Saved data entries
»»

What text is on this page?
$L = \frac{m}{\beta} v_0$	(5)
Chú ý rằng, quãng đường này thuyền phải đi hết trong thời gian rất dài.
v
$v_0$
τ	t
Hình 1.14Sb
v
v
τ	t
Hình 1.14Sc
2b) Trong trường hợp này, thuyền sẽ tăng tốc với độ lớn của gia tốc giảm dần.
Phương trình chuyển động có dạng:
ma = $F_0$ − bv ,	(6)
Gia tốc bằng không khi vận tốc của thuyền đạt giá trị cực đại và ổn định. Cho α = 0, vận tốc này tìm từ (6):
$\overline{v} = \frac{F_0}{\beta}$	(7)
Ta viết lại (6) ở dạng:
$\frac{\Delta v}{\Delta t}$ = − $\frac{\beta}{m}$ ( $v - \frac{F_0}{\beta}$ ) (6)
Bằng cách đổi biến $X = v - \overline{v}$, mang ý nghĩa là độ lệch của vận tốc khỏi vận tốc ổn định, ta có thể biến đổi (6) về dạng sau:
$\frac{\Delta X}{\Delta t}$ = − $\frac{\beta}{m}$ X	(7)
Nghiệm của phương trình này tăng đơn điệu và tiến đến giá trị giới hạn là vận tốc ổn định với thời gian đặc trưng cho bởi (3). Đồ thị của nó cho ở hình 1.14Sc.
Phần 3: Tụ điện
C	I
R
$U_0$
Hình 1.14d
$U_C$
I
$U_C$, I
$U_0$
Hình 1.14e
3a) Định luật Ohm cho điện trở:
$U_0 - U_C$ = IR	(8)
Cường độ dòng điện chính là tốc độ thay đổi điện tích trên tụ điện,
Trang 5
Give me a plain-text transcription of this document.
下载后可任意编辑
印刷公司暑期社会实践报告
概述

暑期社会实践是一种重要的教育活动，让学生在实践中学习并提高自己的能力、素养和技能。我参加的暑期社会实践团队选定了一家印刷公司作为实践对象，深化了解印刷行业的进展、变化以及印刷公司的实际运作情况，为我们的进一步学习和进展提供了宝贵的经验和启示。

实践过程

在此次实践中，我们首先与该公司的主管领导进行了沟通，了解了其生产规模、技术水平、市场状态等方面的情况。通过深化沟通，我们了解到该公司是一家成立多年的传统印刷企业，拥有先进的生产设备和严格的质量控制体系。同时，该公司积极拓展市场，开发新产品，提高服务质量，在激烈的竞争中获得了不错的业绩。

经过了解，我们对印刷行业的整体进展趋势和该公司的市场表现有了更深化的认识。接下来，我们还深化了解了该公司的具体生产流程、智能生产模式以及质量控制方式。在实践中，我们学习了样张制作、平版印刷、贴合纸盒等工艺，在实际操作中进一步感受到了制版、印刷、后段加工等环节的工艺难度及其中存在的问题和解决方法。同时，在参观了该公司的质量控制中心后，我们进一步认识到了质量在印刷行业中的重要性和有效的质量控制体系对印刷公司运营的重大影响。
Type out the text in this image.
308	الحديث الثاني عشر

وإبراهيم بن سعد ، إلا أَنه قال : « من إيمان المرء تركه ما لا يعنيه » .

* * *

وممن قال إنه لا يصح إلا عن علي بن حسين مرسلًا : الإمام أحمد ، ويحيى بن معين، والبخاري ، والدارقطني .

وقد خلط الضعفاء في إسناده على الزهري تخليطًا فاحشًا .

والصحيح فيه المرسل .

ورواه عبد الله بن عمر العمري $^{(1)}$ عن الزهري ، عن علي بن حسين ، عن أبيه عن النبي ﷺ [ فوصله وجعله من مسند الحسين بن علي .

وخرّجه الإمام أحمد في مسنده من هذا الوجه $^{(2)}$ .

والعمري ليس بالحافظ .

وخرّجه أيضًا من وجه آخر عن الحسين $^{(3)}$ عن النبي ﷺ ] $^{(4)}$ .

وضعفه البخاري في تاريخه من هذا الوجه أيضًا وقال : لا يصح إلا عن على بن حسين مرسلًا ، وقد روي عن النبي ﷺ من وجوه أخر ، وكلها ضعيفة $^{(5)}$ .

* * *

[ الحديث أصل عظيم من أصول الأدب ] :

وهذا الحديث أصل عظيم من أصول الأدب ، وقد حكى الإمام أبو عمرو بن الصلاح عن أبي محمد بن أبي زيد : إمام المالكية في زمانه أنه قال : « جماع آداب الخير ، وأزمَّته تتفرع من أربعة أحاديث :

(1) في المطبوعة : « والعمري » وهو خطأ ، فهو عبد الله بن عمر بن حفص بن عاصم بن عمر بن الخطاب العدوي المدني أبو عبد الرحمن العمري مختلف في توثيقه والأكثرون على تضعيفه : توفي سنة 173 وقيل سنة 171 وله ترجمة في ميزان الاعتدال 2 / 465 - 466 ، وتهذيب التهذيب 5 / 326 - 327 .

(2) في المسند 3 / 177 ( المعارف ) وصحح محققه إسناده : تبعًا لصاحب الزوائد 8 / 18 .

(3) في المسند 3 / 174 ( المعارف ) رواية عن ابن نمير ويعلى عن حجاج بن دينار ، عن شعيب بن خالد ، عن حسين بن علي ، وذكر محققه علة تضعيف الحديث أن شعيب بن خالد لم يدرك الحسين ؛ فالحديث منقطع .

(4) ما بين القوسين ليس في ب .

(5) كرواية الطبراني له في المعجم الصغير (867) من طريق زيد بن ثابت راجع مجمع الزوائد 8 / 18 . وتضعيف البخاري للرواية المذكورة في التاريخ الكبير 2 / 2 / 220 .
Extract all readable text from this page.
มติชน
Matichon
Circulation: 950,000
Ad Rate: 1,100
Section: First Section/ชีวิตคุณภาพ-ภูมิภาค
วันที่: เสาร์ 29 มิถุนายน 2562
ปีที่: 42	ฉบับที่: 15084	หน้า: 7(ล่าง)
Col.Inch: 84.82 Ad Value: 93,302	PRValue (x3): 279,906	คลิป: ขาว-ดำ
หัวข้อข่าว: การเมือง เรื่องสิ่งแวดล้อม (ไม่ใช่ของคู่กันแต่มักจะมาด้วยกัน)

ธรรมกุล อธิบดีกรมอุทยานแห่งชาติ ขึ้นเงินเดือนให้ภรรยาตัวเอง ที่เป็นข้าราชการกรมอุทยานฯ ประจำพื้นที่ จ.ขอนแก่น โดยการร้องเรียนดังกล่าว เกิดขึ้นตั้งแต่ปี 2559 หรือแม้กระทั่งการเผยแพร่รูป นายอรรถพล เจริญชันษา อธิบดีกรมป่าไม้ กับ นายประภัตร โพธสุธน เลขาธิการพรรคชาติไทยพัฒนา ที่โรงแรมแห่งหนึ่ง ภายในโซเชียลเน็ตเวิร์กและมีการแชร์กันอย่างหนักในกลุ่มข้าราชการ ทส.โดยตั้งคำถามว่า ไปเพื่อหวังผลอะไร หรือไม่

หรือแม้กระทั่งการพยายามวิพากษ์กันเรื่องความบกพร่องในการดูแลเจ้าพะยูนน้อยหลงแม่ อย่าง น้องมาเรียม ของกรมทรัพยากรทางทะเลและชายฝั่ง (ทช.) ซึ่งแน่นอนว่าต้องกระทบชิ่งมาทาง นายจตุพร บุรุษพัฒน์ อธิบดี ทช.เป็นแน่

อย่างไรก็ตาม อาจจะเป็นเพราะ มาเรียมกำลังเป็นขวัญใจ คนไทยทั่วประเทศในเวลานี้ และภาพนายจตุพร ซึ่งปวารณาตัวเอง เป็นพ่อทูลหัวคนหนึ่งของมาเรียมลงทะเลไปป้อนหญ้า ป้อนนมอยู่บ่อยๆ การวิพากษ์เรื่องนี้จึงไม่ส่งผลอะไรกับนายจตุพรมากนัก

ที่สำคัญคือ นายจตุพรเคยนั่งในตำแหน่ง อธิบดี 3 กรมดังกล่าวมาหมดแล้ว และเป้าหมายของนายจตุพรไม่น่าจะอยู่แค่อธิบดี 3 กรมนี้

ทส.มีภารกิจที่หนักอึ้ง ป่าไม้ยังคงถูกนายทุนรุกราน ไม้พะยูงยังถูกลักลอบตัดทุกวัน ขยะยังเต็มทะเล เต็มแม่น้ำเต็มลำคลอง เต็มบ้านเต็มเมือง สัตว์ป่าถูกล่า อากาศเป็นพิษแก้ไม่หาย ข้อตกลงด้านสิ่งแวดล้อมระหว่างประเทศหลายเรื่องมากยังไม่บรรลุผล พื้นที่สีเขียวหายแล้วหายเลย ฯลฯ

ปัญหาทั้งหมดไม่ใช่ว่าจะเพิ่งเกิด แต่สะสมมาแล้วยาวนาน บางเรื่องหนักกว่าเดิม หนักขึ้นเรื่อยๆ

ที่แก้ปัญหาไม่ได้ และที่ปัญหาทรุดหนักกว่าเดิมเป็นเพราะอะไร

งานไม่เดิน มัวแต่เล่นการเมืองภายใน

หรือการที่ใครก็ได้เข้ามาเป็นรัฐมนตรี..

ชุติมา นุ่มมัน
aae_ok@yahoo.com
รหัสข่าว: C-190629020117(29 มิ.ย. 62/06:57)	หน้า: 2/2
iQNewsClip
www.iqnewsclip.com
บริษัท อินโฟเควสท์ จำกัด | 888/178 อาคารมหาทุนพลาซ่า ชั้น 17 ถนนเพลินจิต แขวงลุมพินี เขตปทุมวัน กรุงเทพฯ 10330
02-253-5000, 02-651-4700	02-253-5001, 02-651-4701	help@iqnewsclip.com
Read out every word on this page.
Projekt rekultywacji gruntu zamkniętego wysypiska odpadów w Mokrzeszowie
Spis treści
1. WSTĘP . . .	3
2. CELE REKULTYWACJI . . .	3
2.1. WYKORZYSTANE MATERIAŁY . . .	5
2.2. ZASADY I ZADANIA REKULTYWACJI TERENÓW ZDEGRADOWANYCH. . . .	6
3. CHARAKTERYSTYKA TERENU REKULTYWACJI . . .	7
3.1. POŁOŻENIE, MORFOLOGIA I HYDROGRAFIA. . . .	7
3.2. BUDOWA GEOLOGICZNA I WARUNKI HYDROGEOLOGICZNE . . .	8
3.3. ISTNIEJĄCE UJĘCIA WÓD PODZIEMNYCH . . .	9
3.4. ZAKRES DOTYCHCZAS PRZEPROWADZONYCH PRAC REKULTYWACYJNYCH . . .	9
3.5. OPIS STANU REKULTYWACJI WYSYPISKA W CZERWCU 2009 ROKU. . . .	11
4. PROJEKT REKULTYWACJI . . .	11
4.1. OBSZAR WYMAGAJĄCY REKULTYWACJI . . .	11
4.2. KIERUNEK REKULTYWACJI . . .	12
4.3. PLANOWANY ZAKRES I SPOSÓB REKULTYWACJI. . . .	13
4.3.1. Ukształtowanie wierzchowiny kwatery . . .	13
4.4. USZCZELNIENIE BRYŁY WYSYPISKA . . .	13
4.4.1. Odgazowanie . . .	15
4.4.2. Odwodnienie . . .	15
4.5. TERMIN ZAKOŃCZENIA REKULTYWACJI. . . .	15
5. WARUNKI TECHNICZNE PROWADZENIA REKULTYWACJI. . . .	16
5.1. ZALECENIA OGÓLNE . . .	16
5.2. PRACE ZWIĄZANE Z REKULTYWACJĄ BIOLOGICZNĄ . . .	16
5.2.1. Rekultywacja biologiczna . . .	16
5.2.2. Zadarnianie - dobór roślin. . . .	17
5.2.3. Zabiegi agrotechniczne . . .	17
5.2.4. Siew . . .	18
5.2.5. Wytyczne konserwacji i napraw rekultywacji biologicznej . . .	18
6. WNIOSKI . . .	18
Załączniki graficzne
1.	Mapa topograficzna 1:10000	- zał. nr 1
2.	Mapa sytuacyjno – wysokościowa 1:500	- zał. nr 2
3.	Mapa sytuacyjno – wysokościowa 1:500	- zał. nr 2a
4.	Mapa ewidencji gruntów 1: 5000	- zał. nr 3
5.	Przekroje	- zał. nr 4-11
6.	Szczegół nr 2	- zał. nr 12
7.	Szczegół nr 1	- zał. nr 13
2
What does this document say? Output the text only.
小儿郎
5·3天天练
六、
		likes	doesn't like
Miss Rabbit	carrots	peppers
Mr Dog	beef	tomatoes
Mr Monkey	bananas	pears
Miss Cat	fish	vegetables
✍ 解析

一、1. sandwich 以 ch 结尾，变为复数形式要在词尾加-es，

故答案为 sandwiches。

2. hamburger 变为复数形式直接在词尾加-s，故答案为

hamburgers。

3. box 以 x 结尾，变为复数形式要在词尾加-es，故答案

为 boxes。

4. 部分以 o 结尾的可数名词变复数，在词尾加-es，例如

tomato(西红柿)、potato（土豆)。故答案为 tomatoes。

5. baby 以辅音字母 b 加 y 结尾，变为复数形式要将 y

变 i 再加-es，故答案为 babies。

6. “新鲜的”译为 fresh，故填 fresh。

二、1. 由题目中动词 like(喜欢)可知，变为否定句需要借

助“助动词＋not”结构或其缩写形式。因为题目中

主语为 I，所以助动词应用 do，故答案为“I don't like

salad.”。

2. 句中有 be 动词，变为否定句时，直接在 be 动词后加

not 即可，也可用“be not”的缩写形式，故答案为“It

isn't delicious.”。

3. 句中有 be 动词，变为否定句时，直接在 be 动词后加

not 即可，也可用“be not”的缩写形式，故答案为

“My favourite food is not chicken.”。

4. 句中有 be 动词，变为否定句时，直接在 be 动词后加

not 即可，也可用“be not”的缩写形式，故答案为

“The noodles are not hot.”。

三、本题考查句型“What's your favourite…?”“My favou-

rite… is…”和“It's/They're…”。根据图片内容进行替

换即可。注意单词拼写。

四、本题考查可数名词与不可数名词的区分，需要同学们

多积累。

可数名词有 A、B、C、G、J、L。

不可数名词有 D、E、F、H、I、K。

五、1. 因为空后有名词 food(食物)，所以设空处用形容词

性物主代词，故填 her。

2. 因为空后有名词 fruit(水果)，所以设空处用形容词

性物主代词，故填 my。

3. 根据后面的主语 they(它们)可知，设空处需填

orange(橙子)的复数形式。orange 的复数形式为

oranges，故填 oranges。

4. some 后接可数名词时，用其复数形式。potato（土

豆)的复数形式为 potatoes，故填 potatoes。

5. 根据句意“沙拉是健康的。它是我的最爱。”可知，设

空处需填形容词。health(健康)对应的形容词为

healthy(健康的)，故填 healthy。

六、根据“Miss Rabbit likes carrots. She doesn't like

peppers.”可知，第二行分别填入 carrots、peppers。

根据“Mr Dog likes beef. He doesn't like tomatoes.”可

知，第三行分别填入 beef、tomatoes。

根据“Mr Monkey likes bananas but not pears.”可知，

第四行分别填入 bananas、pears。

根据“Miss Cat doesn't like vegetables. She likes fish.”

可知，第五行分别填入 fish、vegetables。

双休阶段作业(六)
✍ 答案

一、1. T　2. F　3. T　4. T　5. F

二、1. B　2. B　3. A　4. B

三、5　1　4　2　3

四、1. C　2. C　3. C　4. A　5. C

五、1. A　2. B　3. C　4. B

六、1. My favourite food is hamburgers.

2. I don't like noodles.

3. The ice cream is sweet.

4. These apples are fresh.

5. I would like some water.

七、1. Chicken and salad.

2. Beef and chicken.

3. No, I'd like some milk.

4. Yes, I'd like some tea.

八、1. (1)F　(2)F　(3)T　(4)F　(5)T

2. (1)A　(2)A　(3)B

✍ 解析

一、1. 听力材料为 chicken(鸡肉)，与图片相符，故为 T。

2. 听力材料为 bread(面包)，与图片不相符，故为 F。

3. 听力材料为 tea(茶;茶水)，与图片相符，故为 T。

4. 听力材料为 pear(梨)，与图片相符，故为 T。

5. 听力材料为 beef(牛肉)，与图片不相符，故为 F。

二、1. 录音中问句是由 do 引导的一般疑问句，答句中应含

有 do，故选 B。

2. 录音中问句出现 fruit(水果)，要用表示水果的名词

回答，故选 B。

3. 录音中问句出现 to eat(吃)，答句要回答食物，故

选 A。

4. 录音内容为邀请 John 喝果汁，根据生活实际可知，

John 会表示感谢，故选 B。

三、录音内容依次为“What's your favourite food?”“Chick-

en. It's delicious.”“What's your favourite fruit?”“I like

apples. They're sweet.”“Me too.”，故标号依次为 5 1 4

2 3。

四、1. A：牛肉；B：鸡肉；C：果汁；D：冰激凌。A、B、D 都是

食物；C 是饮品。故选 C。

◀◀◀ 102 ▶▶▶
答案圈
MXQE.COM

««

§ EXERCISE REQUIREMENTS:
Within the listing, how many lines hold the word "与图片不相符"? Only the number is to be given.

§ WRITTEN REPLY:
2